══ Stored data

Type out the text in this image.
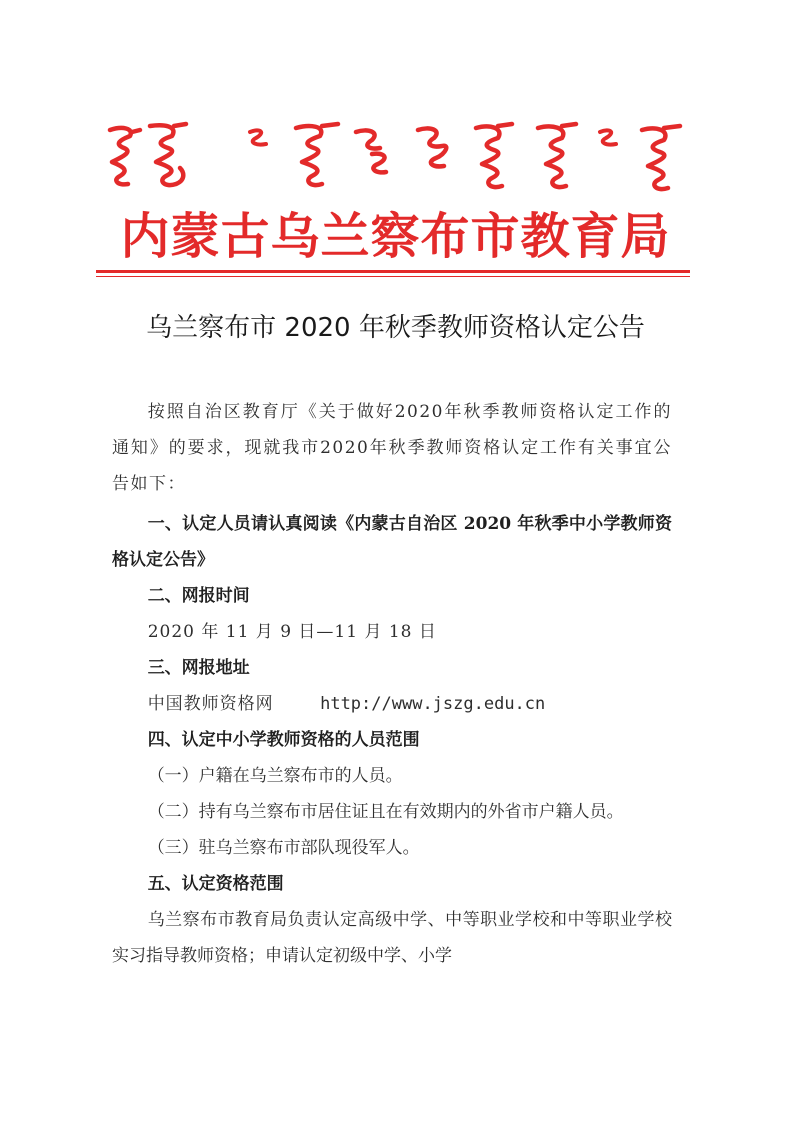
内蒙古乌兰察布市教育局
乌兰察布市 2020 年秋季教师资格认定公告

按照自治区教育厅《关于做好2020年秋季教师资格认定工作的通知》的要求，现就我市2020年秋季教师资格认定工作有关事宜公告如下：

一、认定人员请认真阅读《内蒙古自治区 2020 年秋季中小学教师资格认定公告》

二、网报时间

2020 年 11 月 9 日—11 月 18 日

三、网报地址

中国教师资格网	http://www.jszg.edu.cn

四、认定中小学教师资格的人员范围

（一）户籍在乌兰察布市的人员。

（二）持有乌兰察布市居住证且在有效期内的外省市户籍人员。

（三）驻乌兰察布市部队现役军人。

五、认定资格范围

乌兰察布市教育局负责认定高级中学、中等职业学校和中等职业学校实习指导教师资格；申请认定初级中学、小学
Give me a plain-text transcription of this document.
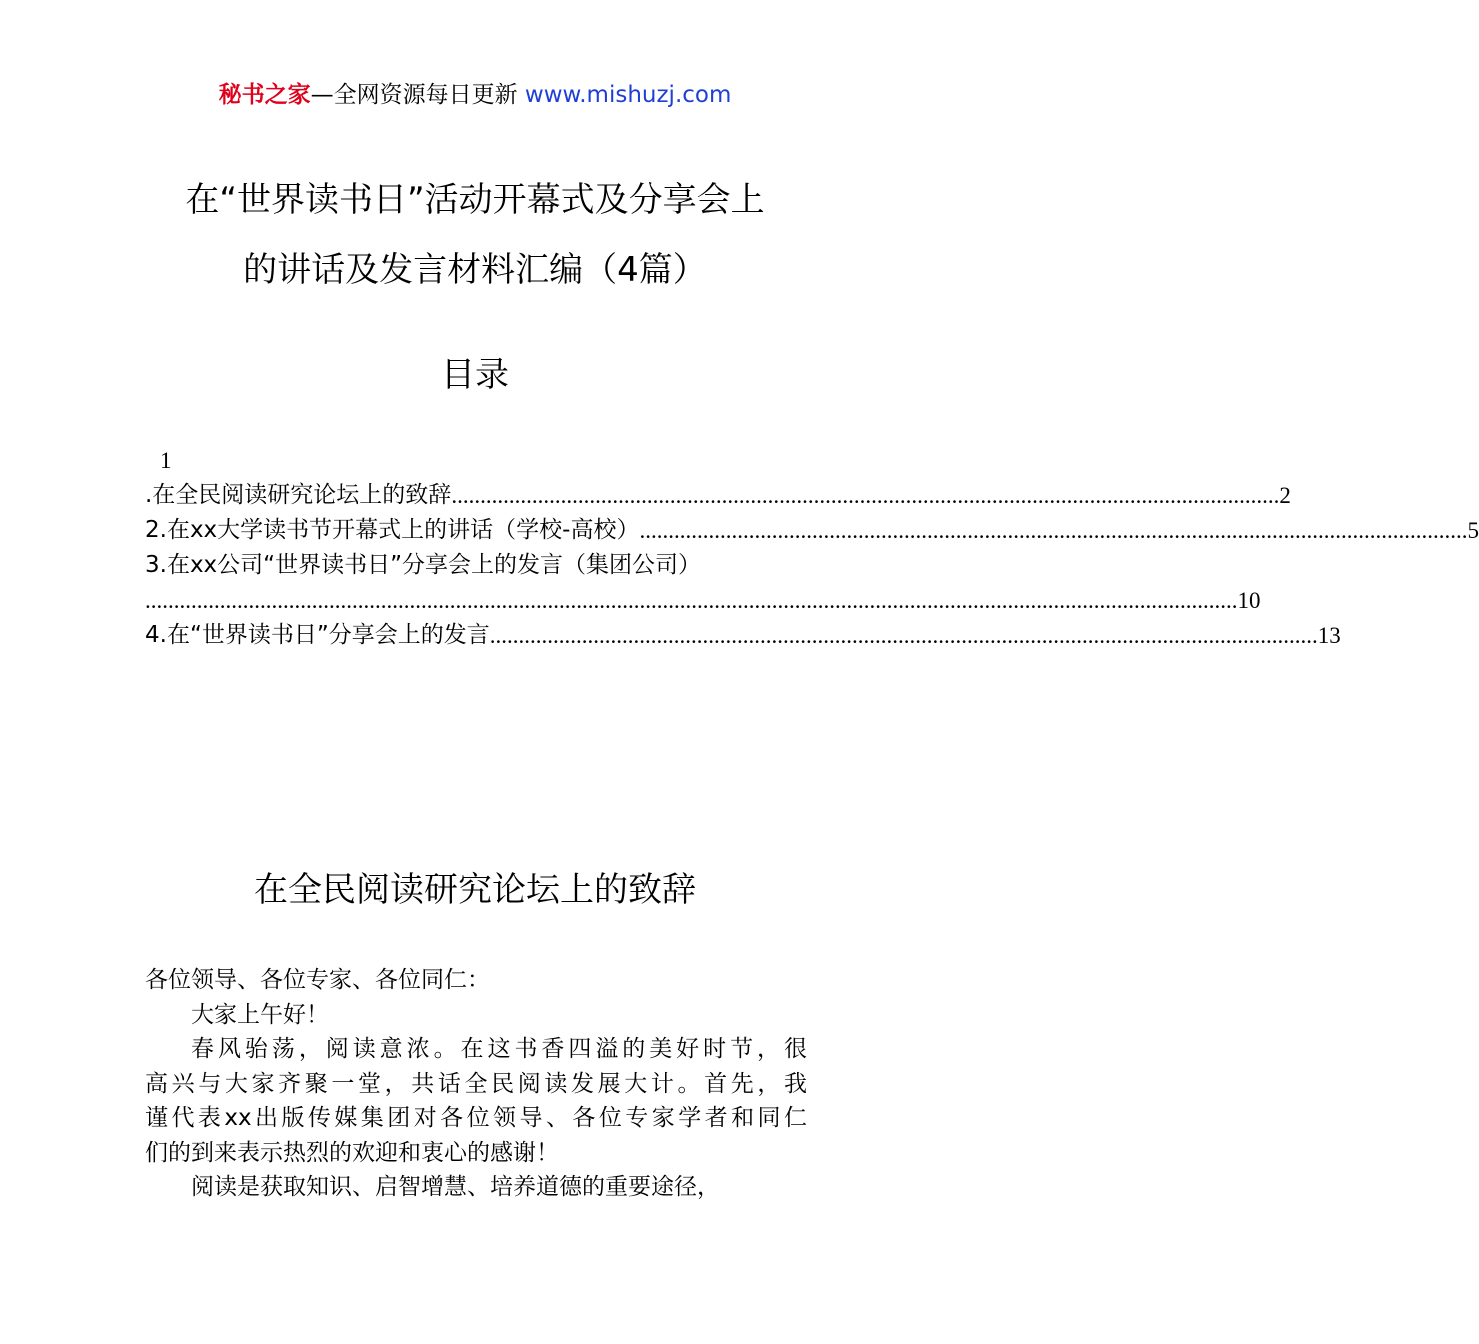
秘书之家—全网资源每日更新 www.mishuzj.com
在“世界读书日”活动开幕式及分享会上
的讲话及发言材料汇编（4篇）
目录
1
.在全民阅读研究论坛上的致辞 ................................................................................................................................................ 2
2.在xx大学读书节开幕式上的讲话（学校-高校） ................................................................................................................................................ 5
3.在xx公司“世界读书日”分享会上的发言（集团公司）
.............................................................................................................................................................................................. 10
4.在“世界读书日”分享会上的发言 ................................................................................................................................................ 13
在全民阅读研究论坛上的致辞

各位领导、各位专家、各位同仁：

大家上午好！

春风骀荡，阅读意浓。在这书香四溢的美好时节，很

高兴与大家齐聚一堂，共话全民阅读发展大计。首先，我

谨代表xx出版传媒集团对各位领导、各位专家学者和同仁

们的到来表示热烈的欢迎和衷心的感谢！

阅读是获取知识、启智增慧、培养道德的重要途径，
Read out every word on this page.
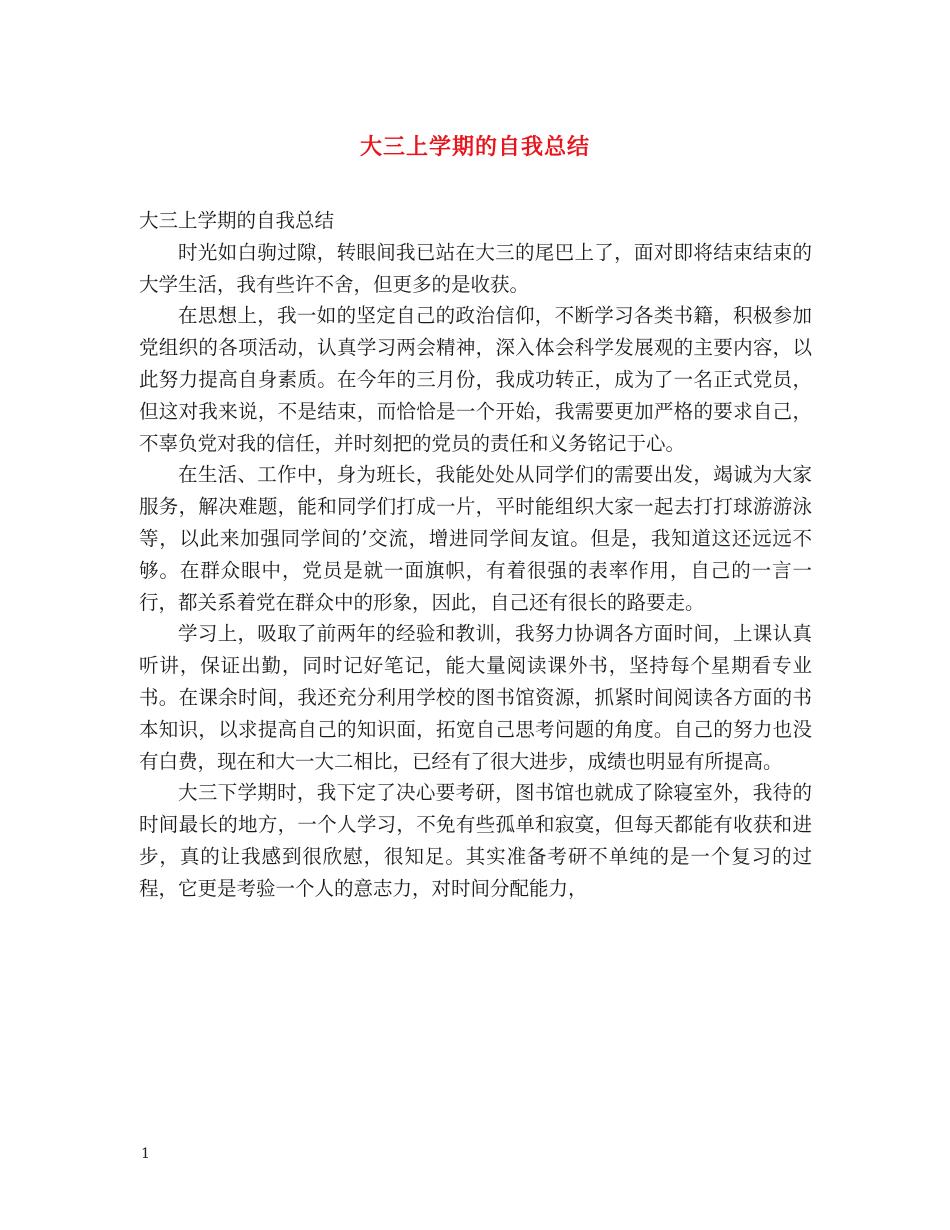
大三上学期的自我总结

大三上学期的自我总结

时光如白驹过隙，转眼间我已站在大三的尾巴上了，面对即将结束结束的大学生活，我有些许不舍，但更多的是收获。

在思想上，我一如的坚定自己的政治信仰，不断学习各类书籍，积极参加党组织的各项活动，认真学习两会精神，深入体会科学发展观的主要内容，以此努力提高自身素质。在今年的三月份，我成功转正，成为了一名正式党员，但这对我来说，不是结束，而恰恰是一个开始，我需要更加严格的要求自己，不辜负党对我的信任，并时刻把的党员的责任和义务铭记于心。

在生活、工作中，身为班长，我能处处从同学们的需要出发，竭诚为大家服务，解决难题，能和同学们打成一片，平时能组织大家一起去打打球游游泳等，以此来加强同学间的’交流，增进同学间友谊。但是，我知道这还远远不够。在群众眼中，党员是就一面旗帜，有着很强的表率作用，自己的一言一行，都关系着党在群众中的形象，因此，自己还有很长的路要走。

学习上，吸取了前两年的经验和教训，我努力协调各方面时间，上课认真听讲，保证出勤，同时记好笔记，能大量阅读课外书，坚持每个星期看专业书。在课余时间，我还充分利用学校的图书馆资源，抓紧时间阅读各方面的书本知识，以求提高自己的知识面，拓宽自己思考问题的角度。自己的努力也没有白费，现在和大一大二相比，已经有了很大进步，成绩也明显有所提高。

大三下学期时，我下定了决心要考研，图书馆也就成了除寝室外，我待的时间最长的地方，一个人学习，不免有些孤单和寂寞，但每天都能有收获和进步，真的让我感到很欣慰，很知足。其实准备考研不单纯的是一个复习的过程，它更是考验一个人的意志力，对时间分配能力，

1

════

#### Directions:
Without the pictures, write out every entry precisely as it appears.

#### Output of the exercise:
Type out the text in this image.
内蒙古乌兰察布市教育局
乌兰察布市 2020 年秋季教师资格认定公告

按照自治区教育厅《关于做好2020年秋季教师资格认定工作的通知》的要求，现就我市2020年秋季教师资格认定工作有关事宜公告如下：

一、认定人员请认真阅读《内蒙古自治区 2020 年秋季中小学教师资格认定公告》

二、网报时间

2020 年 11 月 9 日—11 月 18 日

三、网报地址

中国教师资格网	http://www.jszg.edu.cn

四、认定中小学教师资格的人员范围

（一）户籍在乌兰察布市的人员。

（二）持有乌兰察布市居住证且在有效期内的外省市户籍人员。

（三）驻乌兰察布市部队现役军人。

五、认定资格范围

乌兰察布市教育局负责认定高级中学、中等职业学校和中等职业学校实习指导教师资格；申请认定初级中学、小学
Give me a plain-text transcription of this document.
秘书之家—全网资源每日更新 www.mishuzj.com
在“世界读书日”活动开幕式及分享会上
的讲话及发言材料汇编（4篇）
目录
1
.在全民阅读研究论坛上的致辞 ................................................................................................................................................ 2
2.在xx大学读书节开幕式上的讲话（学校-高校） ................................................................................................................................................ 5
3.在xx公司“世界读书日”分享会上的发言（集团公司）
.............................................................................................................................................................................................. 10
4.在“世界读书日”分享会上的发言 ................................................................................................................................................ 13
在全民阅读研究论坛上的致辞

各位领导、各位专家、各位同仁：

大家上午好！

春风骀荡，阅读意浓。在这书香四溢的美好时节，很

高兴与大家齐聚一堂，共话全民阅读发展大计。首先，我

谨代表xx出版传媒集团对各位领导、各位专家学者和同仁

们的到来表示热烈的欢迎和衷心的感谢！

阅读是获取知识、启智增慧、培养道德的重要途径，
Read out every word on this page.
大三上学期的自我总结

大三上学期的自我总结

时光如白驹过隙，转眼间我已站在大三的尾巴上了，面对即将结束结束的大学生活，我有些许不舍，但更多的是收获。

在思想上，我一如的坚定自己的政治信仰，不断学习各类书籍，积极参加党组织的各项活动，认真学习两会精神，深入体会科学发展观的主要内容，以此努力提高自身素质。在今年的三月份，我成功转正，成为了一名正式党员，但这对我来说，不是结束，而恰恰是一个开始，我需要更加严格的要求自己，不辜负党对我的信任，并时刻把的党员的责任和义务铭记于心。

在生活、工作中，身为班长，我能处处从同学们的需要出发，竭诚为大家服务，解决难题，能和同学们打成一片，平时能组织大家一起去打打球游游泳等，以此来加强同学间的’交流，增进同学间友谊。但是，我知道这还远远不够。在群众眼中，党员是就一面旗帜，有着很强的表率作用，自己的一言一行，都关系着党在群众中的形象，因此，自己还有很长的路要走。

学习上，吸取了前两年的经验和教训，我努力协调各方面时间，上课认真听讲，保证出勤，同时记好笔记，能大量阅读课外书，坚持每个星期看专业书。在课余时间，我还充分利用学校的图书馆资源，抓紧时间阅读各方面的书本知识，以求提高自己的知识面，拓宽自己思考问题的角度。自己的努力也没有白费，现在和大一大二相比，已经有了很大进步，成绩也明显有所提高。

大三下学期时，我下定了决心要考研，图书馆也就成了除寝室外，我待的时间最长的地方，一个人学习，不免有些孤单和寂寞，但每天都能有收获和进步，真的让我感到很欣慰，很知足。其实准备考研不单纯的是一个复习的过程，它更是考验一个人的意志力，对时间分配能力，

1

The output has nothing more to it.